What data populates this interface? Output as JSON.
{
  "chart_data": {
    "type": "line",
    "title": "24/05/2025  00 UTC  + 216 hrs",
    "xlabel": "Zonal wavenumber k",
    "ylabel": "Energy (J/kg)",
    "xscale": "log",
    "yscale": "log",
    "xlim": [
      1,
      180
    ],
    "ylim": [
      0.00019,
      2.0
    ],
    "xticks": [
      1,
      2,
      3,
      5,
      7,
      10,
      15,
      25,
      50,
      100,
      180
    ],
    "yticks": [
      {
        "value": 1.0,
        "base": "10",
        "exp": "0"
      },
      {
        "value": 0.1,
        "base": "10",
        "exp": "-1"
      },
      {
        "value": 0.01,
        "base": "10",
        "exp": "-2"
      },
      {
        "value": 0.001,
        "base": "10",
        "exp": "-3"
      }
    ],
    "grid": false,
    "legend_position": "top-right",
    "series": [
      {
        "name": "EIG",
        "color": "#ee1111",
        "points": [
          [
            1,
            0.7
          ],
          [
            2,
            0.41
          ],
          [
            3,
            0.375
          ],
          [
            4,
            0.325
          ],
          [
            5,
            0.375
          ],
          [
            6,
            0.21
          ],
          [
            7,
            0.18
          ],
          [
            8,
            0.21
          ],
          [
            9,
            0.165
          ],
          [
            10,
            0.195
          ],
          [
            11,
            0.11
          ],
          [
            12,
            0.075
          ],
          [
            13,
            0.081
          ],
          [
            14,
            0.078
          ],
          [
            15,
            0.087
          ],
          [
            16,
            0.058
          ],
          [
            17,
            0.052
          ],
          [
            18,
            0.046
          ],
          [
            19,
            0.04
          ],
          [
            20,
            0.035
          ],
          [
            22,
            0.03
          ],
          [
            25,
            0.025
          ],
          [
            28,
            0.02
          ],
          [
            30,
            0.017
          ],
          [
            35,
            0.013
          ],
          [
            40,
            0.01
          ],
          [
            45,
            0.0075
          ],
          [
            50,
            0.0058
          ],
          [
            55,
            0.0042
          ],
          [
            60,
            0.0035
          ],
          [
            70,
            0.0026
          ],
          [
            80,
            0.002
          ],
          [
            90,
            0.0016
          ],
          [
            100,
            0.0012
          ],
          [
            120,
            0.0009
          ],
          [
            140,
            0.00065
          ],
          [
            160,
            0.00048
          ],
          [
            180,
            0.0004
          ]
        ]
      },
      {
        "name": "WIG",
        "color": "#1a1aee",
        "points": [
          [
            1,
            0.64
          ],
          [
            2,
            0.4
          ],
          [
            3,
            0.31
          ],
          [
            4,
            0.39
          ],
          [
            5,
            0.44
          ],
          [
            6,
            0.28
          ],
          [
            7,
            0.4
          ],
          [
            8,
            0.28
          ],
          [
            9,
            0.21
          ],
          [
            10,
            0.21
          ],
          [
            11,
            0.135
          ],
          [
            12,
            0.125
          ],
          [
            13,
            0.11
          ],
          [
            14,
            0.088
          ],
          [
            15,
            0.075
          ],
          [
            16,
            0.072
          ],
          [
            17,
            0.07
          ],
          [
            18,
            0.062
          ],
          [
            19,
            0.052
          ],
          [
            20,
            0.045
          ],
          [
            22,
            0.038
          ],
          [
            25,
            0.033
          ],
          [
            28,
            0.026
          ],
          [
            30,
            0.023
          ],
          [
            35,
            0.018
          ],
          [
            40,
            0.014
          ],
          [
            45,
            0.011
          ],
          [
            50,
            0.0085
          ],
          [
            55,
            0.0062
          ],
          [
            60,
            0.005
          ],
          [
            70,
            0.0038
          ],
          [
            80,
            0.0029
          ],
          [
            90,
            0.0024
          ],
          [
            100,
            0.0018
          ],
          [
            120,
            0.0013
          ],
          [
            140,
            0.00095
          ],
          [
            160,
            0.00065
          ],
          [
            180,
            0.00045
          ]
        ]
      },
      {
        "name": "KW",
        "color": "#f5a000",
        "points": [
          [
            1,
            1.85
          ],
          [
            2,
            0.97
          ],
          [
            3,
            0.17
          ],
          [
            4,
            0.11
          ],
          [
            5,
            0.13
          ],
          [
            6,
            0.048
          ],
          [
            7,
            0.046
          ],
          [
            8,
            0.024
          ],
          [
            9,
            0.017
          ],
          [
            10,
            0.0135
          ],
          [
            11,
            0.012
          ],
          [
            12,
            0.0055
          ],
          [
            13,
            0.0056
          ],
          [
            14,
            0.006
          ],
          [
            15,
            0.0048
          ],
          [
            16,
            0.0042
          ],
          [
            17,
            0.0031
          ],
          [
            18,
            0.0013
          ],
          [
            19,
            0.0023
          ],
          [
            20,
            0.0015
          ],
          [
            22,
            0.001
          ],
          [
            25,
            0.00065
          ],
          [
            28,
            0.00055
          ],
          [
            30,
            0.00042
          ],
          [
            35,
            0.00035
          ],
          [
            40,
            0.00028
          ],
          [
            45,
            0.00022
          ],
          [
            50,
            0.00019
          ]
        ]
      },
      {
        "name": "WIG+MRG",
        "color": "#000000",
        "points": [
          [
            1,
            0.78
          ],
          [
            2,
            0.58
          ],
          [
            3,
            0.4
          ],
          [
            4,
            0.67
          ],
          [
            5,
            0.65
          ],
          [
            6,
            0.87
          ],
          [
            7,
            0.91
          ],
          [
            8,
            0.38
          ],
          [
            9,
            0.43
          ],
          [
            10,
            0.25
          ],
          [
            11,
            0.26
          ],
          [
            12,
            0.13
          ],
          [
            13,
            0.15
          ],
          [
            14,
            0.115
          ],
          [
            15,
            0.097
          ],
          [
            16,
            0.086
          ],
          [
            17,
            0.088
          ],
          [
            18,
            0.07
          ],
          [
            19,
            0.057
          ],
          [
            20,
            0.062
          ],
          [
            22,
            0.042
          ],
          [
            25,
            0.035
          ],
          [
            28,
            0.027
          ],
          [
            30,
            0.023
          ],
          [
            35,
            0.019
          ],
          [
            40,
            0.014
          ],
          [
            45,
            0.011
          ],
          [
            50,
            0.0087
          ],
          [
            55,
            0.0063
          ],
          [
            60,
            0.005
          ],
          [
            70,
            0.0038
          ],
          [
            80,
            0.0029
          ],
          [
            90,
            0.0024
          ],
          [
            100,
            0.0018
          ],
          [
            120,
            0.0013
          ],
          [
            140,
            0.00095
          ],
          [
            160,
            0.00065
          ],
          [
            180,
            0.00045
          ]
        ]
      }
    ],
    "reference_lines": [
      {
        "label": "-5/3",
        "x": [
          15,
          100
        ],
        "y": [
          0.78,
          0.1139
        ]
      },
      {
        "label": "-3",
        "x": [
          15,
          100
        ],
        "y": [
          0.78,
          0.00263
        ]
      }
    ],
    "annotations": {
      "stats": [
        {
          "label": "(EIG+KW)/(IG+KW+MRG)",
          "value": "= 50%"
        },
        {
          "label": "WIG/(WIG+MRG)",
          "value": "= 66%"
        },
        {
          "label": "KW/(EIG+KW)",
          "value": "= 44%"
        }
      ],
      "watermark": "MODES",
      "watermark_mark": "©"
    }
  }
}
────────
> _YOUR TASK_:
Report how many lines in this data include the string "color", and nothing else.

> _EXERCISE RESPONSE_:
4